### Esercizio assegnato
Prosegui il testo sulla morte di Alain Delon a partire dalla sua ultima frase.

### Documento di partenza
Ci lasciava, l’altro ieri, Alain Delon. A ottantotto anni il divo francese si è congedato da una vita che, come lui stesso diceva, da tempo gli era diventata estranea e pesante.

Immediatamente i social si sono messi in moto. Celebrazioni, ricordi, considerazioni politiche, estetiche, cinematografiche.

Era fascista, leggo su molti post. E quindi? Mi domando. Fascisti, anzi nazisti, erano Céline, Ezra Pound, Leni Riefenstahl, Von Karajan, Heidegger.

E decisamente reazionari e conservatori furono e sono Errol Flynn, Charlton Heston, il grandissimo Clint Eastwood.

Walter Chiari, Giorgio Albertazzi, Carlo Dapporto, Ugo Tognazzi, Marcello Mastroianni e persino Cesare Pavese – che scrisse due lettere di stima e sottomissione al Duce – furono iscritti alla Repubblica Sociale.

La Sofia nazionale è zia niente di meno che della Mussolini. E non è certo una sinistrorsa. Neanche un esempio di virtù cardinali o artistiche per la verità. Potrei andare avanti ma non credo sia necessario.

Era omofobo e maschilista Delon, scrivono ancora in molti. Beh, trovatemi un uomo degli anni Trenta del secolo scorso che non lo fosse. Persino Che Guevara lo era. Era la cultura del tempo.

Picchiava le donne ed era un pessimo padre. Certo, aspetti deplorevoli e finanche vergognosi. Ma qua se andiamo di morale dovremmo impiccarci tutti.

A cominciare dai cattolici. Per proseguire con comunisti e anarchici. «Chi è senza peccato scagli la prima pietra» diceva un tale che di queste cose se ne intendeva.

### Dati forniti

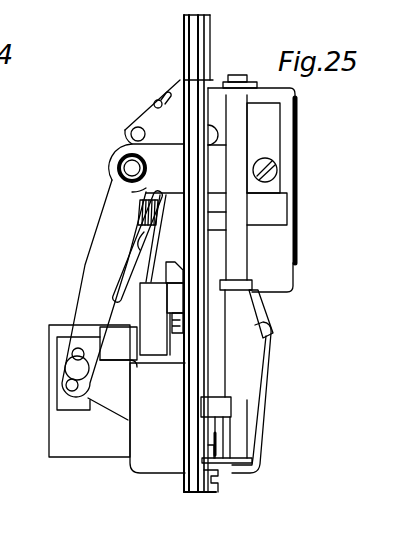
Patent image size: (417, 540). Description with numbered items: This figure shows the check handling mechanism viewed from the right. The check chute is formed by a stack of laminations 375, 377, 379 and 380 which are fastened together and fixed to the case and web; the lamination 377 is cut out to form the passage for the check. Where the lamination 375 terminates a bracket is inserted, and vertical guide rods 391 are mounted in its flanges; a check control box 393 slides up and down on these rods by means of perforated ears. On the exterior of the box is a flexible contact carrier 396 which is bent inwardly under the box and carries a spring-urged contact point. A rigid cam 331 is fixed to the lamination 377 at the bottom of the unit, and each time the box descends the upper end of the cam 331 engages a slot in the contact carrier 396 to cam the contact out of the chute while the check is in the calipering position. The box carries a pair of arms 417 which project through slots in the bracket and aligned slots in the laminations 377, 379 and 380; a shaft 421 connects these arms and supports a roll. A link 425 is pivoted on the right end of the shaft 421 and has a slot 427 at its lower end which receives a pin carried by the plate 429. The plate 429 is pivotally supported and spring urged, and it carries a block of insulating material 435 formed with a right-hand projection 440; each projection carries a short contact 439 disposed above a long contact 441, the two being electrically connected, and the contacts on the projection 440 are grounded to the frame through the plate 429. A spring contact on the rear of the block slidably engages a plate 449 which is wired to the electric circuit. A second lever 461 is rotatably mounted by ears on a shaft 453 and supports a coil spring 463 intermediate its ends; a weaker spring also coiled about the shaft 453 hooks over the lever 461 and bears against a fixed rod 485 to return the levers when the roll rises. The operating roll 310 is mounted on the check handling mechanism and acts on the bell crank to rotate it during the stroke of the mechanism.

The lamination 375 is at (212, 56).
The lamination 377 is at (200, 40).
The lamination 379 is at (184, 29).
The lamination 380 is at (190, 47).
The fixed rod 485 is at (156, 97).
The shaft 453 is at (132, 128).
The arms 417 is at (165, 171).
The shaft 421 is at (117, 167).
The operating roll 310 is at (120, 178).
The link 425 is at (92, 268).
The second lever 461 is at (116, 299).
The coil spring 463 is at (137, 245).
The right-hand projection 440 is at (176, 300).
The short contact 439 is at (137, 343).
The long contact 441 is at (182, 301).
The block of insulating material 435 is at (135, 463).
The plate 429 is at (110, 400).
The plate 449 is at (62, 412).
The slot 427 is at (70, 384).
The vertical guide rods 391 is at (238, 121).
The check control box 393 is at (300, 144).
The flexible contact carrier 396 is at (299, 201).
The rigid cam 331 is at (278, 379).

### Risultato dell'esercizio
Ma soprattutto, se vogliamo utilizzare la matita rossa e blu del politically correct non solo non campiamo più. Ma l’arte tutta dovremmo metterla in un cesso.

Come purtroppo in questo arbitrario delirio antidialettico contemporaneo sta spesso accadendo.

A maggior ragione se l‘arte la giudichiamo in relazione alla vita suoi creatori. Da Rimbaud a Mozart. Da Picasso a Modigliani. Da Brando a Bette Davis. Da Bukowski a Carmelo Bene.

Fino a quello sregolato soggetto geniale che fu l’artista pallonaro Maradona. Gente per lo più pessima nella vita privata.

Una cosa che non perdono però a Delon è l’aver sparato sui vietnamiti in quanto legionario nella guerra di Indocina.

Ciò detto, stiamo ai fatti. E soprattutto stiamo al Cinema.

Era bellissimo Alain. Non discuto. Anche se a me non diceva molto. Troppo carino. Troppo effeminato.

Come bellezza maschile preferivo Marlon Brando. Che quanto a carisma, fascino e soprattutto bravura attoriale se lo fumava arravogliato dentro ad uno spinello.

Anche come “maledetto” Delon era poca cosa. Vuoi mettere l’angelo luciferino Helmut Berger che girava col pippotto per la cocaina appeso al collo?

Ma Delon piaceva indiscutibilmente ad uomini e donne. A mia madre no. Diceva che era na meza femmena”.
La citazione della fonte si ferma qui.